>> Begin Records shown

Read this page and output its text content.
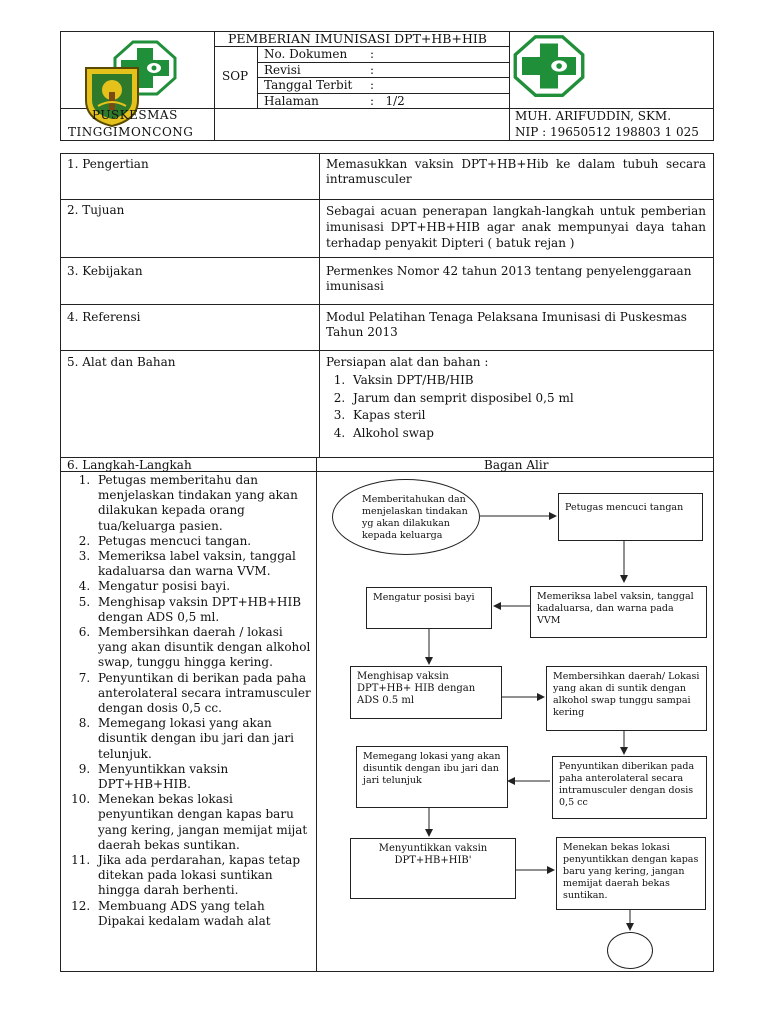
PEMBERIAN IMUNISASI DPT+HB+HIB
SOP
No. Dokumen :
Revisi	:
Tanggal Terbit :
Halaman	:   1/2
PUSKESMAS
TINGGIMONCONG
MUH. ARIFUDDIN, SKM.
NIP : 19650512 198803 1 025
1. Pengertian	Memasukkan vaksin DPT+HB+Hib ke dalam tubuh secara intramusculer
2. Tujuan	Sebagai acuan penerapan langkah-langkah untuk pemberian imunisasi DPT+HB+HIB agar anak mempunyai daya tahan terhadap penyakit Dipteri ( batuk rejan )
3. Kebijakan	Permenkes Nomor 42 tahun 2013 tentang penyelenggaraan imunisasi
4. Referensi	Modul Pelatihan Tenaga Pelaksana Imunisasi di Puskesmas Tahun 2013
5. Alat dan Bahan	Persiapan alat dan bahan :
1. Vaksin DPT/HB/HIB
2. Jarum dan semprit disposibel 0,5 ml
3. Kapas steril
4. Alkohol swap
6. Langkah-Langkah	Bagan Alir
1. Petugas memberitahu dan menjelaskan tindakan yang akan dilakukan kepada orang tua/keluarga pasien.
2. Petugas mencuci tangan.
3. Memeriksa label vaksin, tanggal kadaluarsa dan warna VVM.
4. Mengatur posisi bayi.
5. Menghisap vaksin DPT+HB+HIB dengan ADS 0,5 ml.
6. Membersihkan daerah / lokasi yang akan disuntik dengan alkohol swap, tunggu hingga kering.
7. Penyuntikan di berikan pada paha anterolateral secara intramusculer dengan dosis 0,5 cc.
8. Memegang lokasi yang akan disuntik dengan ibu jari dan jari telunjuk.
9. Menyuntikkan vaksin DPT+HB+HIB.
10. Menekan bekas lokasi penyuntikan dengan kapas baru yang kering, jangan memijat mijat daerah bekas suntikan.
11. Jika ada perdarahan, kapas tetap ditekan pada lokasi suntikan hingga darah berhenti.
12. Membuang ADS yang telah Dipakai kedalam wadah alat
Memberitahukan dan menjelaskan tindakan yg akan dilakukan kepada keluarga
Petugas mencuci tangan
Memeriksa label vaksin, tanggal kadaluarsa, dan warna pada VVM
Mengatur posisi bayi
Menghisap vaksin DPT+HB+ HIB dengan ADS 0.5 ml
Membersihkan daerah/ Lokasi yang akan di suntik dengan alkohol swap tunggu sampai kering
Penyuntikan diberikan pada paha anterolateral secara intramusculer dengan dosis 0,5 cc
Memegang lokasi yang akan disuntik dengan ibu jari dan jari telunjuk
Menyuntikkan vaksin DPT+HB+HIB'
Menekan bekas lokasi penyuntikkan dengan kapas baru yang kering, jangan memijat daerah bekas suntikan.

>> End Records shown

(Description of the task): Copy each line of the entries that includes the word "bayi".

(Worked solution):
4. Mengatur posisi bayi.
Mengatur posisi bayi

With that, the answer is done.